(Objective) Determine how many lines of this material contain "Coxless". Give only the number.

Figure record extracts
********

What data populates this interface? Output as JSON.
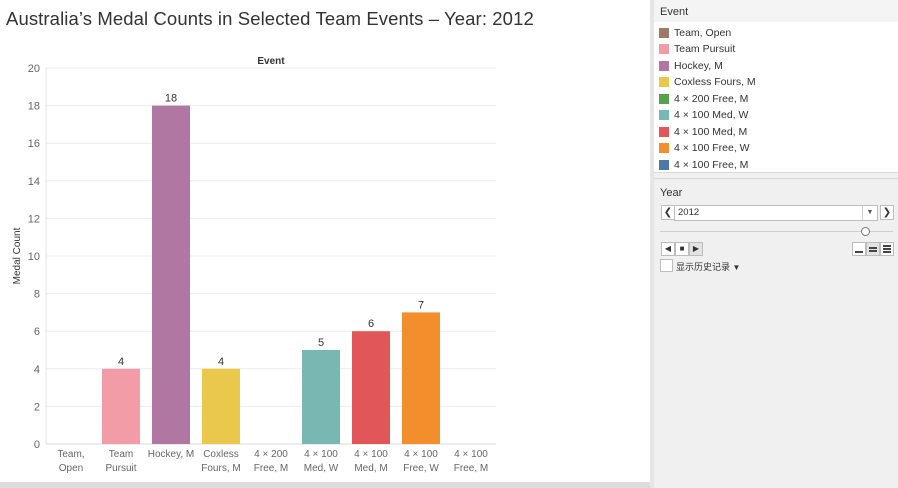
{
  "title": "Australia’s Medal Counts in Selected Team Events – Year:  2012",
  "chart_data": {
    "type": "bar",
    "header": "Event",
    "ylabel": "Medal Count",
    "ylim": [
      0,
      20
    ],
    "yticks": [
      "0",
      "2",
      "4",
      "6",
      "8",
      "10",
      "12",
      "14",
      "16",
      "18",
      "20"
    ],
    "categories": [
      {
        "line1": "Team,",
        "line2": "Open"
      },
      {
        "line1": "Team",
        "line2": "Pursuit"
      },
      {
        "line1": "Hockey, M",
        "line2": ""
      },
      {
        "line1": "Coxless",
        "line2": "Fours, M"
      },
      {
        "line1": "4 × 200",
        "line2": "Free, M"
      },
      {
        "line1": "4 × 100",
        "line2": "Med, W"
      },
      {
        "line1": "4 × 100",
        "line2": "Med, M"
      },
      {
        "line1": "4 × 100",
        "line2": "Free, W"
      },
      {
        "line1": "4 × 100",
        "line2": "Free, M"
      }
    ],
    "values": [
      0,
      4,
      18,
      4,
      0,
      5,
      6,
      7,
      0
    ],
    "labels": [
      "",
      "4",
      "18",
      "4",
      "",
      "5",
      "6",
      "7",
      ""
    ],
    "colors": [
      "#9c7a66",
      "#f19ca7",
      "#b077a2",
      "#eac84b",
      "#57a14d",
      "#78b8b2",
      "#e15759",
      "#f28e2b",
      "#4e79a7"
    ],
    "grid": true,
    "legend_position": "right"
  },
  "legend": {
    "title": "Event",
    "items": [
      {
        "label": "Team, Open",
        "color": "#9c7a66"
      },
      {
        "label": "Team Pursuit",
        "color": "#f19ca7"
      },
      {
        "label": "Hockey, M",
        "color": "#b077a2"
      },
      {
        "label": "Coxless Fours, M",
        "color": "#eac84b"
      },
      {
        "label": "4 × 200 Free, M",
        "color": "#57a14d"
      },
      {
        "label": "4 × 100  Med, W",
        "color": "#78b8b2"
      },
      {
        "label": "4 × 100 Med, M",
        "color": "#e15759"
      },
      {
        "label": "4 × 100 Free, W",
        "color": "#f28e2b"
      },
      {
        "label": "4 × 100 Free, M",
        "color": "#4e79a7"
      }
    ]
  },
  "filter": {
    "title": "Year",
    "selected": "2012",
    "slider_fraction": 0.88,
    "history_label": "显示历史记录",
    "prev_icon": "chevron-left-icon",
    "next_icon": "chevron-right-icon"
  }
}
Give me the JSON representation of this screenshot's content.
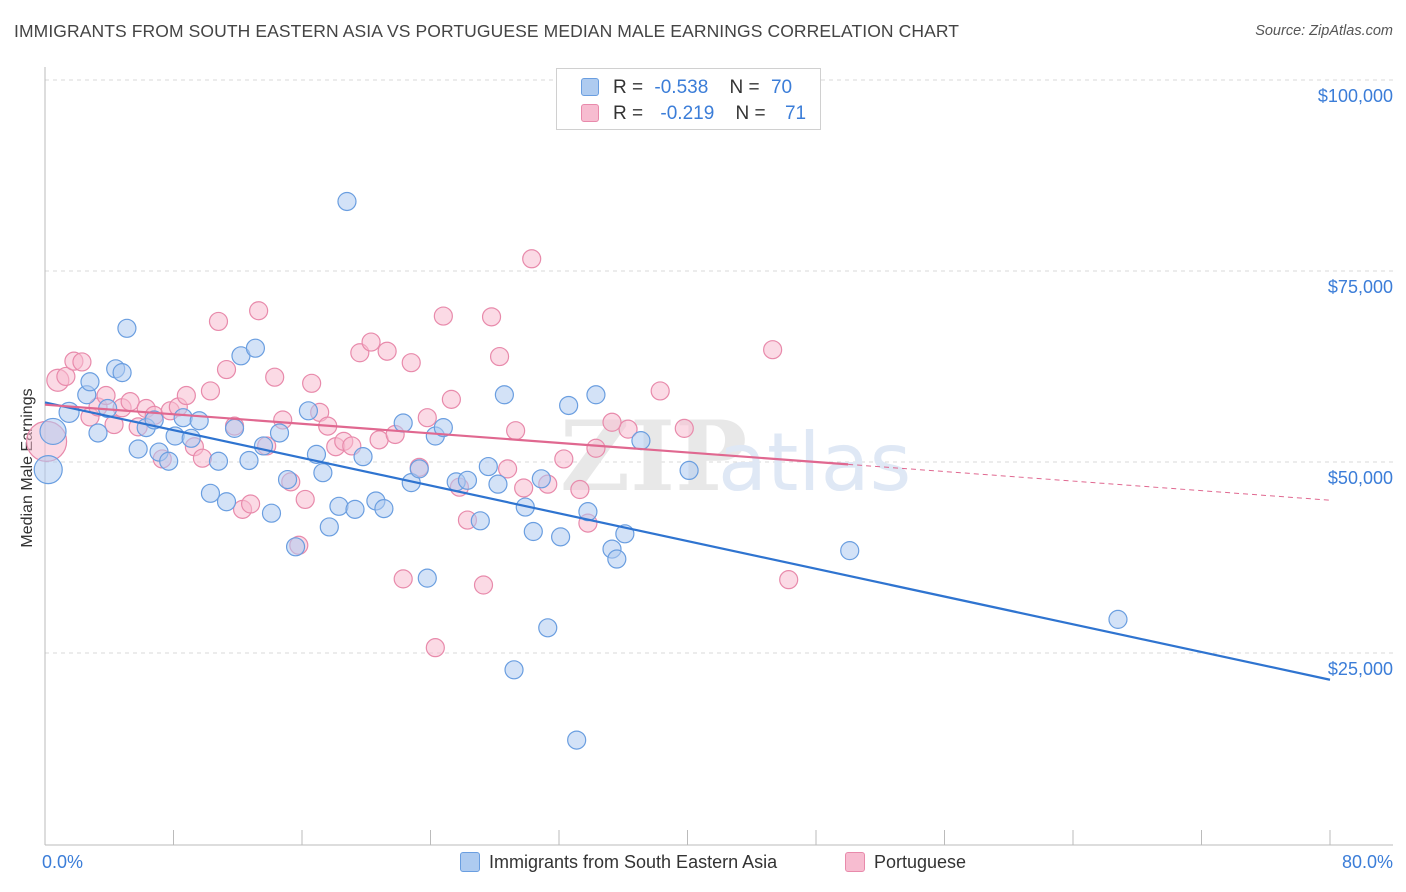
{
  "title": "IMMIGRANTS FROM SOUTH EASTERN ASIA VS PORTUGUESE MEDIAN MALE EARNINGS CORRELATION CHART",
  "source": "Source: ZipAtlas.com",
  "watermark": {
    "zip": "ZIP",
    "atlas": "atlas"
  },
  "legend": {
    "r_label": "R =",
    "n_label": "N =",
    "rows": [
      {
        "name": "Immigrants from South Eastern Asia",
        "r": "-0.538",
        "n": "70"
      },
      {
        "name": "Portuguese",
        "r": "-0.219",
        "n": "71"
      }
    ]
  },
  "colors": {
    "blue_fill": "#aecbf0",
    "blue_stroke": "#6a9ee0",
    "blue_line": "#2f74d0",
    "pink_fill": "#f7bcd0",
    "pink_stroke": "#e88aab",
    "pink_line": "#e06890",
    "tick_text": "#3b7dd8",
    "grid": "#d8d8d8"
  },
  "chart_data": {
    "type": "scatter",
    "title": "IMMIGRANTS FROM SOUTH EASTERN ASIA VS PORTUGUESE MEDIAN MALE EARNINGS CORRELATION CHART",
    "xlabel": "",
    "ylabel": "Median Male Earnings",
    "xlim": [
      0,
      80
    ],
    "ylim": [
      0,
      105000
    ],
    "x_tick_labels": [
      "0.0%",
      "80.0%"
    ],
    "y_ticks": [
      {
        "value": 25000,
        "label": "$25,000"
      },
      {
        "value": 50000,
        "label": "$50,000"
      },
      {
        "value": 75000,
        "label": "$75,000"
      },
      {
        "value": 100000,
        "label": "$100,000"
      }
    ],
    "series": [
      {
        "name": "Immigrants from South Eastern Asia",
        "color": "blue",
        "trend": {
          "x0": 0,
          "y0": 57800,
          "x1": 80,
          "y1": 21500,
          "solid_until": 80
        },
        "points": [
          [
            0.2,
            49000,
            14
          ],
          [
            0.5,
            54000,
            13
          ],
          [
            1.5,
            56500,
            10
          ],
          [
            2.6,
            58800,
            9
          ],
          [
            2.8,
            60500,
            9
          ],
          [
            3.3,
            53800,
            9
          ],
          [
            3.9,
            57000,
            9
          ],
          [
            4.4,
            62200,
            9
          ],
          [
            4.8,
            61700,
            9
          ],
          [
            5.1,
            67500,
            9
          ],
          [
            5.8,
            51700,
            9
          ],
          [
            6.3,
            54500,
            9
          ],
          [
            6.8,
            55500,
            9
          ],
          [
            7.1,
            51300,
            9
          ],
          [
            7.7,
            50100,
            9
          ],
          [
            8.1,
            53400,
            9
          ],
          [
            8.6,
            55800,
            9
          ],
          [
            9.1,
            53100,
            9
          ],
          [
            9.6,
            55400,
            9
          ],
          [
            10.3,
            45900,
            9
          ],
          [
            10.8,
            50100,
            9
          ],
          [
            11.3,
            44800,
            9
          ],
          [
            11.8,
            54400,
            9
          ],
          [
            12.2,
            63900,
            9
          ],
          [
            12.7,
            50200,
            9
          ],
          [
            13.1,
            64900,
            9
          ],
          [
            13.6,
            52100,
            9
          ],
          [
            14.1,
            43300,
            9
          ],
          [
            14.6,
            53800,
            9
          ],
          [
            15.1,
            47700,
            9
          ],
          [
            15.6,
            38900,
            9
          ],
          [
            16.4,
            56700,
            9
          ],
          [
            16.9,
            51000,
            9
          ],
          [
            17.3,
            48600,
            9
          ],
          [
            17.7,
            41500,
            9
          ],
          [
            18.3,
            44200,
            9
          ],
          [
            18.8,
            84100,
            9
          ],
          [
            19.3,
            43800,
            9
          ],
          [
            19.8,
            50700,
            9
          ],
          [
            20.6,
            44900,
            9
          ],
          [
            21.1,
            43900,
            9
          ],
          [
            22.3,
            55100,
            9
          ],
          [
            22.8,
            47300,
            9
          ],
          [
            23.3,
            49100,
            9
          ],
          [
            23.8,
            34800,
            9
          ],
          [
            24.3,
            53400,
            9
          ],
          [
            24.8,
            54500,
            9
          ],
          [
            25.6,
            47400,
            9
          ],
          [
            26.3,
            47600,
            9
          ],
          [
            27.1,
            42300,
            9
          ],
          [
            27.6,
            49400,
            9
          ],
          [
            28.2,
            47100,
            9
          ],
          [
            28.6,
            58800,
            9
          ],
          [
            29.2,
            22800,
            9
          ],
          [
            29.9,
            44100,
            9
          ],
          [
            30.4,
            40900,
            9
          ],
          [
            30.9,
            47800,
            9
          ],
          [
            31.3,
            28300,
            9
          ],
          [
            32.1,
            40200,
            9
          ],
          [
            32.6,
            57400,
            9
          ],
          [
            33.1,
            13600,
            9
          ],
          [
            33.8,
            43500,
            9
          ],
          [
            34.3,
            58800,
            9
          ],
          [
            35.3,
            38600,
            9
          ],
          [
            35.6,
            37300,
            9
          ],
          [
            36.1,
            40600,
            9
          ],
          [
            37.1,
            52800,
            9
          ],
          [
            40.1,
            48900,
            9
          ],
          [
            50.1,
            38400,
            9
          ],
          [
            66.8,
            29400,
            9
          ]
        ]
      },
      {
        "name": "Portuguese",
        "color": "pink",
        "trend": {
          "x0": 0,
          "y0": 57500,
          "x1": 80,
          "y1": 45000,
          "solid_until": 50
        },
        "points": [
          [
            0.1,
            52700,
            20
          ],
          [
            0.8,
            60700,
            11
          ],
          [
            1.3,
            61200,
            9
          ],
          [
            1.8,
            63200,
            9
          ],
          [
            2.3,
            63100,
            9
          ],
          [
            2.8,
            55900,
            9
          ],
          [
            3.3,
            57200,
            9
          ],
          [
            3.8,
            58700,
            9
          ],
          [
            4.3,
            54900,
            9
          ],
          [
            4.8,
            57100,
            9
          ],
          [
            5.3,
            57900,
            9
          ],
          [
            5.8,
            54600,
            9
          ],
          [
            6.3,
            57000,
            9
          ],
          [
            6.8,
            56100,
            9
          ],
          [
            7.3,
            50400,
            9
          ],
          [
            7.8,
            56700,
            9
          ],
          [
            8.3,
            57200,
            9
          ],
          [
            8.8,
            58700,
            9
          ],
          [
            9.3,
            52000,
            9
          ],
          [
            9.8,
            50500,
            9
          ],
          [
            10.3,
            59300,
            9
          ],
          [
            10.8,
            68400,
            9
          ],
          [
            11.3,
            62100,
            9
          ],
          [
            11.8,
            54700,
            9
          ],
          [
            12.3,
            43800,
            9
          ],
          [
            12.8,
            44500,
            9
          ],
          [
            13.3,
            69800,
            9
          ],
          [
            13.8,
            52100,
            9
          ],
          [
            14.3,
            61100,
            9
          ],
          [
            14.8,
            55500,
            9
          ],
          [
            15.3,
            47400,
            9
          ],
          [
            15.8,
            39100,
            9
          ],
          [
            16.2,
            45100,
            9
          ],
          [
            16.6,
            60300,
            9
          ],
          [
            17.1,
            56500,
            9
          ],
          [
            17.6,
            54700,
            9
          ],
          [
            18.1,
            52000,
            9
          ],
          [
            18.6,
            52700,
            9
          ],
          [
            19.1,
            52100,
            9
          ],
          [
            19.6,
            64300,
            9
          ],
          [
            20.3,
            65700,
            9
          ],
          [
            20.8,
            52900,
            9
          ],
          [
            21.3,
            64500,
            9
          ],
          [
            21.8,
            53600,
            9
          ],
          [
            22.3,
            34700,
            9
          ],
          [
            22.8,
            63000,
            9
          ],
          [
            23.3,
            49300,
            9
          ],
          [
            23.8,
            55800,
            9
          ],
          [
            24.3,
            25700,
            9
          ],
          [
            24.8,
            69100,
            9
          ],
          [
            25.3,
            58200,
            9
          ],
          [
            25.8,
            46700,
            9
          ],
          [
            26.3,
            42400,
            9
          ],
          [
            27.3,
            33900,
            9
          ],
          [
            27.8,
            69000,
            9
          ],
          [
            28.3,
            63800,
            9
          ],
          [
            28.8,
            49100,
            9
          ],
          [
            29.3,
            54100,
            9
          ],
          [
            29.8,
            46600,
            9
          ],
          [
            30.3,
            76600,
            9
          ],
          [
            31.3,
            47100,
            9
          ],
          [
            32.3,
            50400,
            9
          ],
          [
            33.3,
            46400,
            9
          ],
          [
            33.8,
            42000,
            9
          ],
          [
            34.3,
            51800,
            9
          ],
          [
            36.3,
            54300,
            9
          ],
          [
            38.3,
            59300,
            9
          ],
          [
            39.8,
            54400,
            9
          ],
          [
            45.3,
            64700,
            9
          ],
          [
            46.3,
            34600,
            9
          ],
          [
            35.3,
            55200,
            9
          ]
        ]
      }
    ]
  }
}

********

(Task response) 2